_PROBLEM REQUIREMENTS_.
Where a line contains the string "this", copy that line.

↓

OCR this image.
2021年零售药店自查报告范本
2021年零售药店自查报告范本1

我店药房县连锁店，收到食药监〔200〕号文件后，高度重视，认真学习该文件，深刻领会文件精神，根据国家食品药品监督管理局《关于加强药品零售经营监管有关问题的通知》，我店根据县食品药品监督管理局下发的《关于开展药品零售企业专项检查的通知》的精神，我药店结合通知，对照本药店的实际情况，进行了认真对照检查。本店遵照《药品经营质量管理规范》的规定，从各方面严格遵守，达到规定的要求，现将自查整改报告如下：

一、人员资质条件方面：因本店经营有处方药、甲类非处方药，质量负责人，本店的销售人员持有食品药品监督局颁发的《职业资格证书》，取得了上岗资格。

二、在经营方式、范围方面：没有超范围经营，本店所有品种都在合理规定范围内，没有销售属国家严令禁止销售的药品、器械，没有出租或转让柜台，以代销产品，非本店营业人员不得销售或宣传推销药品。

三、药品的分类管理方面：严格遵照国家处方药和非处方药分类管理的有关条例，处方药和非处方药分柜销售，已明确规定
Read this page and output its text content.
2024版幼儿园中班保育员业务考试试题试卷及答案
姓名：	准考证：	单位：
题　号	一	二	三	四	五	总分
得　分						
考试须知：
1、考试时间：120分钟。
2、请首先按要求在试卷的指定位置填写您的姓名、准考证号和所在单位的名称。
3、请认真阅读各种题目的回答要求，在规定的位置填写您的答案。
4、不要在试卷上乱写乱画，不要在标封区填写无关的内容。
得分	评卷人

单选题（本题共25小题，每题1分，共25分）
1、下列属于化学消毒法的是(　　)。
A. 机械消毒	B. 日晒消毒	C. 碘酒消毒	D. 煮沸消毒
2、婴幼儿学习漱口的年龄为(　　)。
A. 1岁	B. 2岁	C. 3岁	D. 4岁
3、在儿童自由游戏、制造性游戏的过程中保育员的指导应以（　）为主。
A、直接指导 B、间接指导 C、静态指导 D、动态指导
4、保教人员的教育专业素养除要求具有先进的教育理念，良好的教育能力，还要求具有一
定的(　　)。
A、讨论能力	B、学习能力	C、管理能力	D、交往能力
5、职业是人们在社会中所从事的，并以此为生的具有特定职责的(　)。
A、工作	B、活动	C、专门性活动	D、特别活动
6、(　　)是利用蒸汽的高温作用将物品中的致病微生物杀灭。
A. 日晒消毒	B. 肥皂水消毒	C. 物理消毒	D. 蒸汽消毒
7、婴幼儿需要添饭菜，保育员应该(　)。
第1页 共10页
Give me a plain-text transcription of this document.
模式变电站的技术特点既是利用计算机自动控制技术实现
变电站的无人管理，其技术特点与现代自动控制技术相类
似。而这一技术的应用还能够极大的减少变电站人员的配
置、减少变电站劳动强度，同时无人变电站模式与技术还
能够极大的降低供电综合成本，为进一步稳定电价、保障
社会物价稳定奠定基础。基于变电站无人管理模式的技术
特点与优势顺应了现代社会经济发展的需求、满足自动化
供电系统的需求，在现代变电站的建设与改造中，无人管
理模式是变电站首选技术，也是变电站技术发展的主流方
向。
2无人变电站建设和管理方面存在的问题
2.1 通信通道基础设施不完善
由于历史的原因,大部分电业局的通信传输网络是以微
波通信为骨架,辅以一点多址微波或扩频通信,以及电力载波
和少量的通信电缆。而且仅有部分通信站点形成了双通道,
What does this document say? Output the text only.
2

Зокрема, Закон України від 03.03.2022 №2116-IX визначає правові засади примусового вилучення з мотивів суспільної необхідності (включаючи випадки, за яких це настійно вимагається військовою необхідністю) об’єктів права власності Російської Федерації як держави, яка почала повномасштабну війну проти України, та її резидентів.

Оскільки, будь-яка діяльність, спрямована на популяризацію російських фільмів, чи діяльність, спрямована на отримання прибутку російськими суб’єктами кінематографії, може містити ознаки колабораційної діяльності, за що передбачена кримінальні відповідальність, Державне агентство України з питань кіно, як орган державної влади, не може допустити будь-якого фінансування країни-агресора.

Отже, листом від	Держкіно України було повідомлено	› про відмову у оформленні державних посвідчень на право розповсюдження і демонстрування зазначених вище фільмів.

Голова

↑

_REPLY_.
OCR this image.
Read this page and output its text content.
Give me a plain-text transcription of this document.
What does this document say? Output the text only.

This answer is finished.